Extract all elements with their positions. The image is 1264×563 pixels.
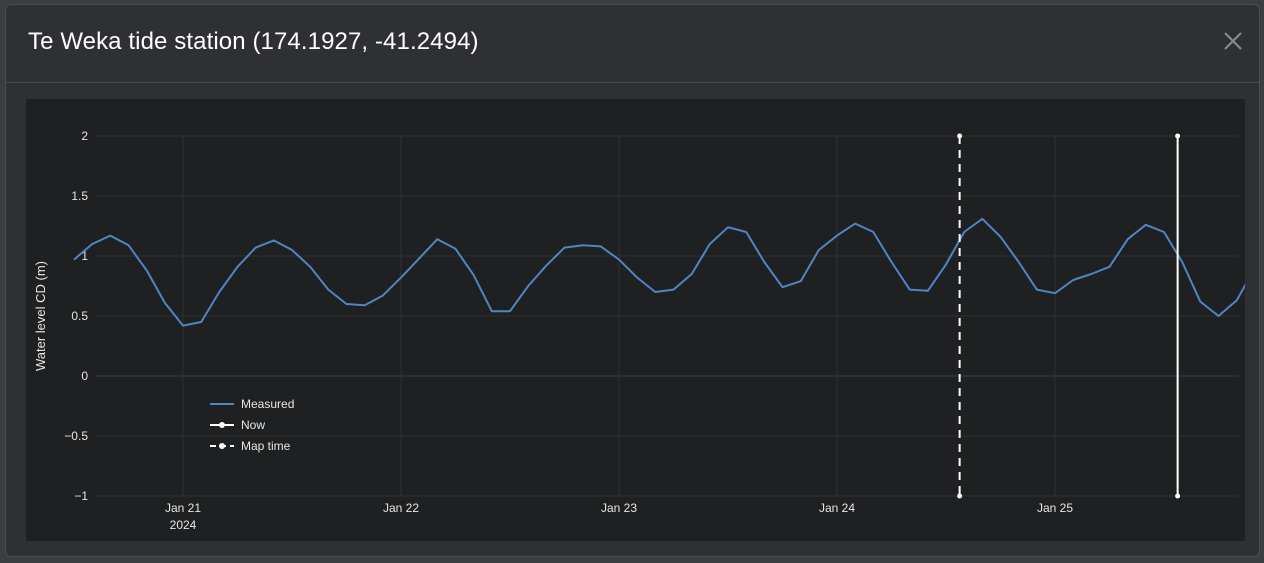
x-tick-label: Jan 25 xyxy=(1037,501,1073,515)
water-level-chart[interactable]: 2 1.5 1 0.5 0 −0.5 −1 Jan 21 2024 Jan 22 Jan 23 Ja… xyxy=(26,99,1264,541)
legend-label: Now xyxy=(241,418,265,432)
x-tick-label: Jan 24 xyxy=(819,501,855,515)
close-icon xyxy=(1224,32,1242,50)
y-tick-label: 1.5 xyxy=(71,189,88,203)
legend-label: Map time xyxy=(241,439,291,453)
x-tick-label: Jan 21 xyxy=(165,501,201,515)
legend-label: Measured xyxy=(241,397,294,411)
legend: Measured Now Map time xyxy=(210,397,294,453)
y-tick-label: 2 xyxy=(81,129,88,143)
chart-panel: 2 1.5 1 0.5 0 −0.5 −1 Jan 21 2024 Jan 22 Jan 23 Ja… xyxy=(26,99,1264,541)
close-button[interactable] xyxy=(1219,27,1247,55)
marker-cap xyxy=(1175,493,1181,499)
x-tick-label: Jan 23 xyxy=(601,501,637,515)
y-tick-label: 1 xyxy=(81,249,88,263)
legend-marker-dot xyxy=(219,422,225,428)
modal-header: Te Weka tide station (174.1927, -41.2494… xyxy=(6,5,1259,83)
marker-cap xyxy=(957,493,963,499)
marker-cap xyxy=(957,133,963,139)
y-tick-label: −1 xyxy=(74,489,88,503)
y-tick-label: −0.5 xyxy=(64,429,88,443)
x-tick-label: Jan 22 xyxy=(383,501,419,515)
x-tick-sublabel: 2024 xyxy=(170,518,197,532)
series-line-measured xyxy=(73,217,1264,327)
y-tick-label: 0.5 xyxy=(71,309,88,323)
marker-cap xyxy=(1175,133,1181,139)
legend-marker-dot xyxy=(219,443,225,449)
y-axis-label: Water level CD (m) xyxy=(33,261,48,371)
tide-station-modal: Te Weka tide station (174.1927, -41.2494… xyxy=(5,4,1264,557)
y-tick-label: 0 xyxy=(81,369,88,383)
modal-title: Te Weka tide station (174.1927, -41.2494… xyxy=(28,28,479,55)
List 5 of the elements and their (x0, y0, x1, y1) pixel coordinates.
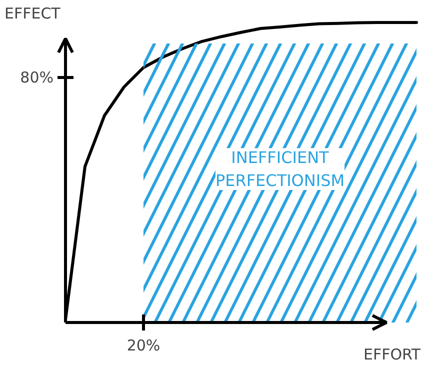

----

**The problem**
Can you extract the stretch of the listing from the line that contains "x-tick-label: Jan 25 xyxy=(1037,501,1073,515)" through the line that contains "y-tick-label: −0.5 xyxy=(64,429,88,443)", both ends included, and repeat those lines exactly?

**Answer below**
x-tick-label: Jan 25 xyxy=(1037,501,1073,515)
water-level-chart[interactable]: 2 1.5 1 0.5 0 −0.5 −1 Jan 21 2024 Jan 22 Jan 23 Ja… xyxy=(26,99,1264,541)
legend-label: Now xyxy=(241,418,265,432)
x-tick-label: Jan 24 xyxy=(819,501,855,515)
close-icon xyxy=(1224,32,1242,50)
y-tick-label: 1.5 xyxy=(71,189,88,203)
legend-label: Map time xyxy=(241,439,291,453)
x-tick-label: Jan 21 xyxy=(165,501,201,515)
legend-label: Measured xyxy=(241,397,294,411)
legend: Measured Now Map time xyxy=(210,397,294,453)
y-tick-label: 2 xyxy=(81,129,88,143)
chart-panel: 2 1.5 1 0.5 0 −0.5 −1 Jan 21 2024 Jan 22 Jan 23 Ja… xyxy=(26,99,1264,541)
close-button[interactable] xyxy=(1219,27,1247,55)
marker-cap xyxy=(1175,493,1181,499)
x-tick-label: Jan 23 xyxy=(601,501,637,515)
y-tick-label: 1 xyxy=(81,249,88,263)
legend-marker-dot xyxy=(219,422,225,428)
modal-header: Te Weka tide station (174.1927, -41.2494… xyxy=(6,5,1259,83)
marker-cap xyxy=(957,493,963,499)
marker-cap xyxy=(957,133,963,139)
y-tick-label: −1 xyxy=(74,489,88,503)
y-tick-label: −0.5 xyxy=(64,429,88,443)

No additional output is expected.